**Aim of the task:** Using the data below, repeat all of it precisely.

***** Data supplied *****

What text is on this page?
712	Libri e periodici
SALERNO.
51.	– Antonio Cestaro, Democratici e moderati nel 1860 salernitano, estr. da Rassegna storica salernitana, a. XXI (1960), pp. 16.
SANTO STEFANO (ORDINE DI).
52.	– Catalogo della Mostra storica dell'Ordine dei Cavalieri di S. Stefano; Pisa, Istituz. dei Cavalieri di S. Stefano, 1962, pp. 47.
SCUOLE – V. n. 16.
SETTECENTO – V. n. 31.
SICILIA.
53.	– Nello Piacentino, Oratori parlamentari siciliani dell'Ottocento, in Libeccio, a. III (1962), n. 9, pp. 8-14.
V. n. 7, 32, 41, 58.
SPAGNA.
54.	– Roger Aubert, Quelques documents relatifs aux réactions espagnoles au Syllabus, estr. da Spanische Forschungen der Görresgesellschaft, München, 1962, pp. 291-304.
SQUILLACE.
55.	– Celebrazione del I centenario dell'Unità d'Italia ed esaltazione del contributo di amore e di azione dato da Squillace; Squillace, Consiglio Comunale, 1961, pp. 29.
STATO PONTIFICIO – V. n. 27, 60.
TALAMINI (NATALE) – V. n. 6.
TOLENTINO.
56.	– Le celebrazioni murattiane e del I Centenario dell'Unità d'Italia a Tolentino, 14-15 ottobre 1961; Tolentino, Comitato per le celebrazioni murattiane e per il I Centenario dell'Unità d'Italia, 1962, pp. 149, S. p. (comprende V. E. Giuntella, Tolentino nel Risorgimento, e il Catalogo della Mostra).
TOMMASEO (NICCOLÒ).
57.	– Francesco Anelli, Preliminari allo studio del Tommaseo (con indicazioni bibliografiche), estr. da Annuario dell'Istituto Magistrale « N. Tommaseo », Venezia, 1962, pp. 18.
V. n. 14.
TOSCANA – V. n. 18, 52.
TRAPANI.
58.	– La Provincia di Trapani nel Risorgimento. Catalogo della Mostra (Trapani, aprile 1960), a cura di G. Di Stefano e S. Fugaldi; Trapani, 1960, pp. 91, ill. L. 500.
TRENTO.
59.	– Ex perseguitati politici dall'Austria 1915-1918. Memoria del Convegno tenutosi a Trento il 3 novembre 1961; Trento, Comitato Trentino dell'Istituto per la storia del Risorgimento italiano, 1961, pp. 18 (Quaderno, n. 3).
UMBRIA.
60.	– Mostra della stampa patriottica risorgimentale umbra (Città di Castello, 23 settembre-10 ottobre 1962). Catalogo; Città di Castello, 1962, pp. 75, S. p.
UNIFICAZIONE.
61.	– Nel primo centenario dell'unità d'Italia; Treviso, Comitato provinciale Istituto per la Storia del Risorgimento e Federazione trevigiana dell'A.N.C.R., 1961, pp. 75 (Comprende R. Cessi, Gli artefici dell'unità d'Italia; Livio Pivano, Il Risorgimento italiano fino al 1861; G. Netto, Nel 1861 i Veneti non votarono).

*****

**Solution to this exercise:**
What text is on this page?
712	Libri e periodici
SALERNO.
51.	– Antonio Cestaro, Democratici e moderati nel 1860 salernitano, estr. da Rassegna storica salernitana, a. XXI (1960), pp. 16.
SANTO STEFANO (ORDINE DI).
52.	– Catalogo della Mostra storica dell'Ordine dei Cavalieri di S. Stefano; Pisa, Istituz. dei Cavalieri di S. Stefano, 1962, pp. 47.
SCUOLE – V. n. 16.
SETTECENTO – V. n. 31.
SICILIA.
53.	– Nello Piacentino, Oratori parlamentari siciliani dell'Ottocento, in Libeccio, a. III (1962), n. 9, pp. 8-14.
V. n. 7, 32, 41, 58.
SPAGNA.
54.	– Roger Aubert, Quelques documents relatifs aux réactions espagnoles au Syllabus, estr. da Spanische Forschungen der Görresgesellschaft, München, 1962, pp. 291-304.
SQUILLACE.
55.	– Celebrazione del I centenario dell'Unità d'Italia ed esaltazione del contributo di amore e di azione dato da Squillace; Squillace, Consiglio Comunale, 1961, pp. 29.
STATO PONTIFICIO – V. n. 27, 60.
TALAMINI (NATALE) – V. n. 6.
TOLENTINO.
56.	– Le celebrazioni murattiane e del I Centenario dell'Unità d'Italia a Tolentino, 14-15 ottobre 1961; Tolentino, Comitato per le celebrazioni murattiane e per il I Centenario dell'Unità d'Italia, 1962, pp. 149, S. p. (comprende V. E. Giuntella, Tolentino nel Risorgimento, e il Catalogo della Mostra).
TOMMASEO (NICCOLÒ).
57.	– Francesco Anelli, Preliminari allo studio del Tommaseo (con indicazioni bibliografiche), estr. da Annuario dell'Istituto Magistrale « N. Tommaseo », Venezia, 1962, pp. 18.
V. n. 14.
TOSCANA – V. n. 18, 52.
TRAPANI.
58.	– La Provincia di Trapani nel Risorgimento. Catalogo della Mostra (Trapani, aprile 1960), a cura di G. Di Stefano e S. Fugaldi; Trapani, 1960, pp. 91, ill. L. 500.
TRENTO.
59.	– Ex perseguitati politici dall'Austria 1915-1918. Memoria del Convegno tenutosi a Trento il 3 novembre 1961; Trento, Comitato Trentino dell'Istituto per la storia del Risorgimento italiano, 1961, pp. 18 (Quaderno, n. 3).
UMBRIA.
60.	– Mostra della stampa patriottica risorgimentale umbra (Città di Castello, 23 settembre-10 ottobre 1962). Catalogo; Città di Castello, 1962, pp. 75, S. p.
UNIFICAZIONE.
61.	– Nel primo centenario dell'unità d'Italia; Treviso, Comitato provinciale Istituto per la Storia del Risorgimento e Federazione trevigiana dell'A.N.C.R., 1961, pp. 75 (Comprende R. Cessi, Gli artefici dell'unità d'Italia; Livio Pivano, Il Risorgimento italiano fino al 1861; G. Netto, Nel 1861 i Veneti non votarono).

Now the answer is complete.